WORK TO DO: Only lines holding the word "eyes" should be copied from the material.

>> START INFORMATION SUPPLIED

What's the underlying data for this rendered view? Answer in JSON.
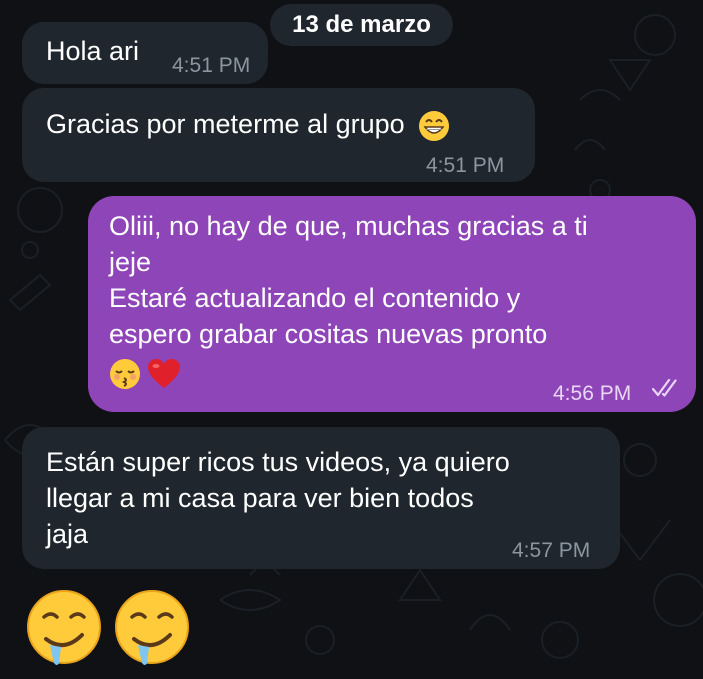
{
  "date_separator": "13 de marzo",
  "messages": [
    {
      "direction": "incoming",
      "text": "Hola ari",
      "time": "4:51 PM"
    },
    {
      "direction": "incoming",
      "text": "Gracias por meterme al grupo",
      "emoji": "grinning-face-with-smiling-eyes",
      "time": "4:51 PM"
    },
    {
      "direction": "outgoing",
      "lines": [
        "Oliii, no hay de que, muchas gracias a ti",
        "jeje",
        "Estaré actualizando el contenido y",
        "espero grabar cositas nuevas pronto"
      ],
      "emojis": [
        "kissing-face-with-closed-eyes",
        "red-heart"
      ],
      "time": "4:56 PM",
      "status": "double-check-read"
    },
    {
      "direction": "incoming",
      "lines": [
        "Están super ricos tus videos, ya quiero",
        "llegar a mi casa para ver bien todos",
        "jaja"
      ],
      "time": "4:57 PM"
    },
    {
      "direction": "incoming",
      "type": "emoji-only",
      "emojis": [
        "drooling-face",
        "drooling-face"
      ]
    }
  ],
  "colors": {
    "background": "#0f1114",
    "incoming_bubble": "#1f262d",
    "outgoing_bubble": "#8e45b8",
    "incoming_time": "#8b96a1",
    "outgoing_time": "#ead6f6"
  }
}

>> END INFORMATION SUPPLIED
>> START INFORMATION SUPPLIED

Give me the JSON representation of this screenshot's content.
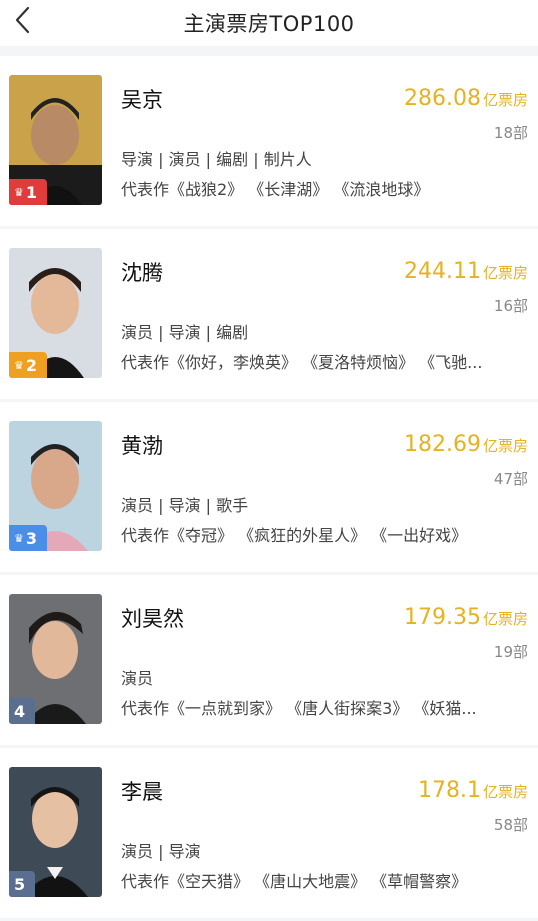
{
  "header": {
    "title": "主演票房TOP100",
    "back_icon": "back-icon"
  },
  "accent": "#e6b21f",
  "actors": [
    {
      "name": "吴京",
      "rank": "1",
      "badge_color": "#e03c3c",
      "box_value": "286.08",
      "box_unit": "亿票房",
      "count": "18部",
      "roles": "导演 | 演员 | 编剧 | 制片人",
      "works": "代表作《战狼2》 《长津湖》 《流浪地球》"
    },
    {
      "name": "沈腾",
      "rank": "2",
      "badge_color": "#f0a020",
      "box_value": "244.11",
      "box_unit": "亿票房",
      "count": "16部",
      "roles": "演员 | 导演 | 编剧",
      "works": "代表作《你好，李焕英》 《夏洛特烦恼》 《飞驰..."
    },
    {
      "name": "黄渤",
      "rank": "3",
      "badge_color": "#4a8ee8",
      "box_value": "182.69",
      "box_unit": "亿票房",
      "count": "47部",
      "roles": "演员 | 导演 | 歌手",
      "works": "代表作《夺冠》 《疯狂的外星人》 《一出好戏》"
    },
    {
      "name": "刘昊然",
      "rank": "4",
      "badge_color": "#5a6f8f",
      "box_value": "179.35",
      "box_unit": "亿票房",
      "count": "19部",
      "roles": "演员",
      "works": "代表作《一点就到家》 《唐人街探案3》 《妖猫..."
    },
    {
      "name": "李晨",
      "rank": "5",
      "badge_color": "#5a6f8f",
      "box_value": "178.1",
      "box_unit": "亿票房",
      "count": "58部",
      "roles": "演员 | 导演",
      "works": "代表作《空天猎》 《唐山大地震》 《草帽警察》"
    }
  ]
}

>> END INFORMATION SUPPLIED

OUTPUT:
      "emoji": "grinning-face-with-smiling-eyes",
        "kissing-face-with-closed-eyes",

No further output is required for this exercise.